◆ WHAT YOU HAVE TO DO: Look through the lines below and extract any with the word "annotations".

◆ GIVEN DATA:

┌──

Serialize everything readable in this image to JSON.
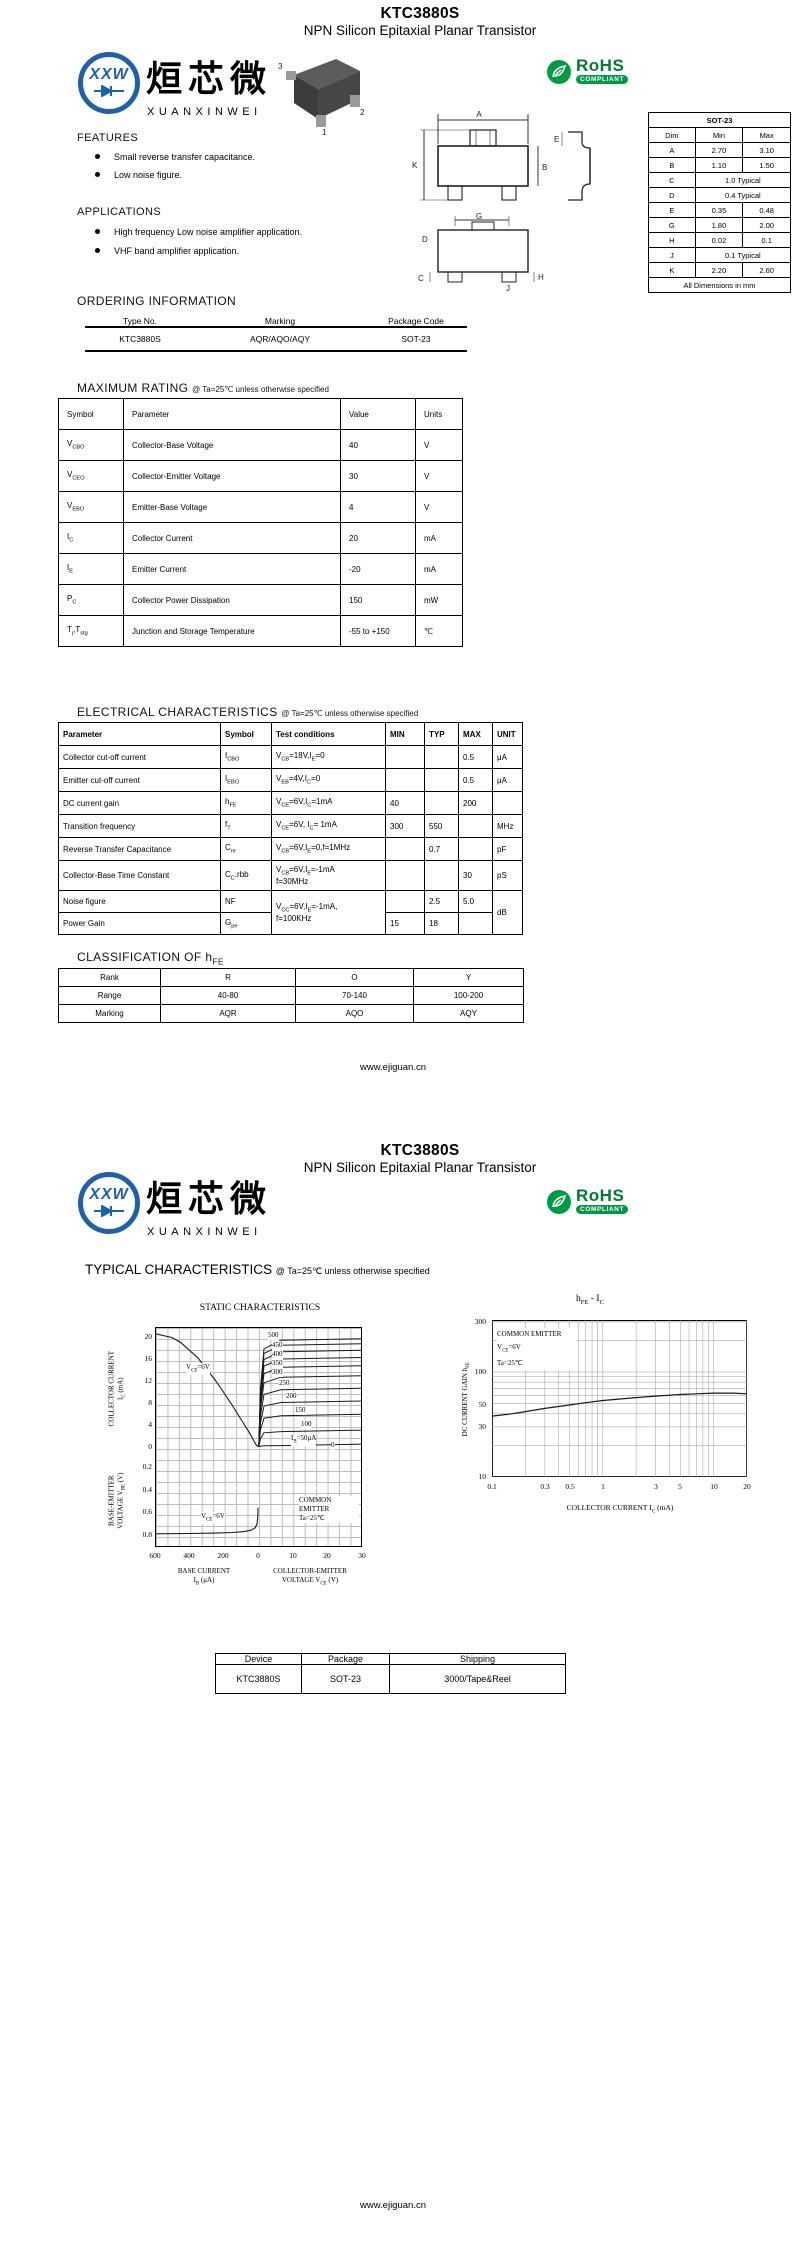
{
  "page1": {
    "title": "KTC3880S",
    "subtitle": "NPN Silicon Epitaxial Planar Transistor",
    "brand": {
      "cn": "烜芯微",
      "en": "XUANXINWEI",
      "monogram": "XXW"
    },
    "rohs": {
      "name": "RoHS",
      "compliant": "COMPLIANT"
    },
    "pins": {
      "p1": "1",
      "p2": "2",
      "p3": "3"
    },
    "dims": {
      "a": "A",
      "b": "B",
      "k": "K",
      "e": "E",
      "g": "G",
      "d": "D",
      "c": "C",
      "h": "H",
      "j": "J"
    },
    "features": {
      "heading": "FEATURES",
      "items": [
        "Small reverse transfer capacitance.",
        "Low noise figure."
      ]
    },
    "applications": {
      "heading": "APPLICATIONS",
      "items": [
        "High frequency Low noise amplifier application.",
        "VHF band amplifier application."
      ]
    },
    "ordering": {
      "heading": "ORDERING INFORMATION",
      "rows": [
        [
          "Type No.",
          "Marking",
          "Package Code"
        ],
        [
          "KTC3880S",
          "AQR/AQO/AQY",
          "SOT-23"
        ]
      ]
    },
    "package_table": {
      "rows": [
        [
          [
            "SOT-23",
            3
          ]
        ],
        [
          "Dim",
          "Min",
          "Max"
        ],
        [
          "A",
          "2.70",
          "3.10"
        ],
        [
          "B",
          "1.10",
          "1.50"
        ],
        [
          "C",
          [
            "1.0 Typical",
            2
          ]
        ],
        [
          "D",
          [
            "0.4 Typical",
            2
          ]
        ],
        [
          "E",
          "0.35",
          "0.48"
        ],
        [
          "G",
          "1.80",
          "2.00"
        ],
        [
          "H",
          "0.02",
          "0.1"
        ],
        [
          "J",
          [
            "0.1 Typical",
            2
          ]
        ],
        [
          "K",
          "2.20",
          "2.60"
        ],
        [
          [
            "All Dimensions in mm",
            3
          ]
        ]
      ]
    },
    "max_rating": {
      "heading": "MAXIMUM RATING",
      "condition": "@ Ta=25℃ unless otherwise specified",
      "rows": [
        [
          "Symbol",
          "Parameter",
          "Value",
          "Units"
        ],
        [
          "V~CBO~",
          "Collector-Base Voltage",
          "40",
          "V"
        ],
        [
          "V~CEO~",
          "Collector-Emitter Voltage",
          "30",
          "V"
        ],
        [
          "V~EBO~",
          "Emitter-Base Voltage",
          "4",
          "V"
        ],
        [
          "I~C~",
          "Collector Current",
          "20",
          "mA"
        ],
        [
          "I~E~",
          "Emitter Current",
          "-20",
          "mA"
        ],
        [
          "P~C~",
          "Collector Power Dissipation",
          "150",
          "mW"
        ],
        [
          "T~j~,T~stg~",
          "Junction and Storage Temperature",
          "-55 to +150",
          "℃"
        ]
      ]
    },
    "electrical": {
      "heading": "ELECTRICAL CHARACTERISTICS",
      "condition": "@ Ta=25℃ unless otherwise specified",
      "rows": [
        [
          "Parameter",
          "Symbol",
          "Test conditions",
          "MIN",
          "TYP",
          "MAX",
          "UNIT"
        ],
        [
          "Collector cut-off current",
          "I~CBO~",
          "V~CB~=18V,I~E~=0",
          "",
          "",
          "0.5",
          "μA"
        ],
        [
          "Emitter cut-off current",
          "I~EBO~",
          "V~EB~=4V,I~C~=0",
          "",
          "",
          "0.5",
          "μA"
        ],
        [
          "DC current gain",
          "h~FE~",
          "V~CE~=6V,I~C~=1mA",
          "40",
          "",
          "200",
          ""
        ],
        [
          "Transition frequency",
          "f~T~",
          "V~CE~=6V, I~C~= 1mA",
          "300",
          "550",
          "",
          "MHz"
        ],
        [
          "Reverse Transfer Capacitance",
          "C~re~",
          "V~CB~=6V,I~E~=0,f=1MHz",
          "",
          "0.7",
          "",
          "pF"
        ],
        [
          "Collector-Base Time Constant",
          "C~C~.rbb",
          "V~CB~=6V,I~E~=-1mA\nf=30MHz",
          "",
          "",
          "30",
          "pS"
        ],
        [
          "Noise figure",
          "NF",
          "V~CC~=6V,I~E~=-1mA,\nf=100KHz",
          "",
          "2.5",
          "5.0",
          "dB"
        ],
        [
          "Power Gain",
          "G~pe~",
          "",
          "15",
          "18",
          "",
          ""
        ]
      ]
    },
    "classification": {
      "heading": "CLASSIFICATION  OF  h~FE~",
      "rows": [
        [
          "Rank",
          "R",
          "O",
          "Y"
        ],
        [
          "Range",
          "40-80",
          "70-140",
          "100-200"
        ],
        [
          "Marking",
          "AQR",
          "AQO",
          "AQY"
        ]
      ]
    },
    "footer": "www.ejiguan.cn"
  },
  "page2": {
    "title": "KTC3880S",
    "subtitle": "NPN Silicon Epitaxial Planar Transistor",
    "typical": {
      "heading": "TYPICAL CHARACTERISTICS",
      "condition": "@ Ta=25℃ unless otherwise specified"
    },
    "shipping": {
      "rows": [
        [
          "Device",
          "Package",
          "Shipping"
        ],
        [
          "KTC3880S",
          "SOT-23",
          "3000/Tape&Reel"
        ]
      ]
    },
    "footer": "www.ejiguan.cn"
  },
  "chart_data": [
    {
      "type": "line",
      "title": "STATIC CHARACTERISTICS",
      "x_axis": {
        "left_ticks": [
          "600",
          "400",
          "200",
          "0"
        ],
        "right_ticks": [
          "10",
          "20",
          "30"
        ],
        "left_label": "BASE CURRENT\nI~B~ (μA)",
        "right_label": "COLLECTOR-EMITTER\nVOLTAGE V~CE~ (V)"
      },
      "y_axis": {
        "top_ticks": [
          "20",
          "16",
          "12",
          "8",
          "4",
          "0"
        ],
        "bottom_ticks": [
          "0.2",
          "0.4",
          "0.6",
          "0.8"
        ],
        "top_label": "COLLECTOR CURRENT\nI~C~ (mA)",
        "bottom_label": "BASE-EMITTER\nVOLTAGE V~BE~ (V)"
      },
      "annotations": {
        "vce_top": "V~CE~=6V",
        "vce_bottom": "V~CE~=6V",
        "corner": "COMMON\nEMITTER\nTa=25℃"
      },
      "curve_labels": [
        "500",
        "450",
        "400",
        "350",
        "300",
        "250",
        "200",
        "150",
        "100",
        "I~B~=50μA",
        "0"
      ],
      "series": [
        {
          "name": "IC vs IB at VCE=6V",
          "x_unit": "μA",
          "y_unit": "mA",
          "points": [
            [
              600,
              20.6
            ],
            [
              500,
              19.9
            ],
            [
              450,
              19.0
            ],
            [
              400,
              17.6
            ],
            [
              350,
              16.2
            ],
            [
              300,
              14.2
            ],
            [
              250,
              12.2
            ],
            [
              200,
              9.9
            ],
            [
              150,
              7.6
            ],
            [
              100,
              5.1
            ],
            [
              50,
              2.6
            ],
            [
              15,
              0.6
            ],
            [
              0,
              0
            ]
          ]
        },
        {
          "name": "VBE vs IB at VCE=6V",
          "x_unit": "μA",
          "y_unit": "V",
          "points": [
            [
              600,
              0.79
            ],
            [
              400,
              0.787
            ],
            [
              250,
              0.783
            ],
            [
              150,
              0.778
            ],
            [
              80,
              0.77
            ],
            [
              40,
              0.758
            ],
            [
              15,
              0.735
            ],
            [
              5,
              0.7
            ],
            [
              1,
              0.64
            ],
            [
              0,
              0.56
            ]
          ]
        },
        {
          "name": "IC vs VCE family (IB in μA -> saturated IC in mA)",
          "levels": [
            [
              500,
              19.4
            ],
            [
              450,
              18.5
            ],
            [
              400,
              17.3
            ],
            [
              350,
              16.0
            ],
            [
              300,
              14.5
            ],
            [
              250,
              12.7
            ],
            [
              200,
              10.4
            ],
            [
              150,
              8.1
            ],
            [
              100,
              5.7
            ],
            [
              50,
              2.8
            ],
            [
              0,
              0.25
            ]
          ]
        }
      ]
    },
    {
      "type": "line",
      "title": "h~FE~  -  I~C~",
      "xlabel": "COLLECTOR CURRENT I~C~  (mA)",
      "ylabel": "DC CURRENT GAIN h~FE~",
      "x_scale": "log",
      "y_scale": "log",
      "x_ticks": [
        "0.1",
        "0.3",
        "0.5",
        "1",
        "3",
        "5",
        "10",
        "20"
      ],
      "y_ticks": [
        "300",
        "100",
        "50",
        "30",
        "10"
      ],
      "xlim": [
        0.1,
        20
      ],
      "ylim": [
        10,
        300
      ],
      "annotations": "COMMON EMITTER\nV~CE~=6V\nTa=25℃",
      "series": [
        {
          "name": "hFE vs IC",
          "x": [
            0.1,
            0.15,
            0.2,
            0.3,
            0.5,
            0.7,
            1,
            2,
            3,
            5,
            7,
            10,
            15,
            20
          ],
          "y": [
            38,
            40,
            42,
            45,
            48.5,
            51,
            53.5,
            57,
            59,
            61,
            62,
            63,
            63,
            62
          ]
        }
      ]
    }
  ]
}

└──

◆ SOLUTION TO THIS TASK:
      "annotations": {
      "annotations": "COMMON EMITTER\nV~CE~=6V\nTa=25℃",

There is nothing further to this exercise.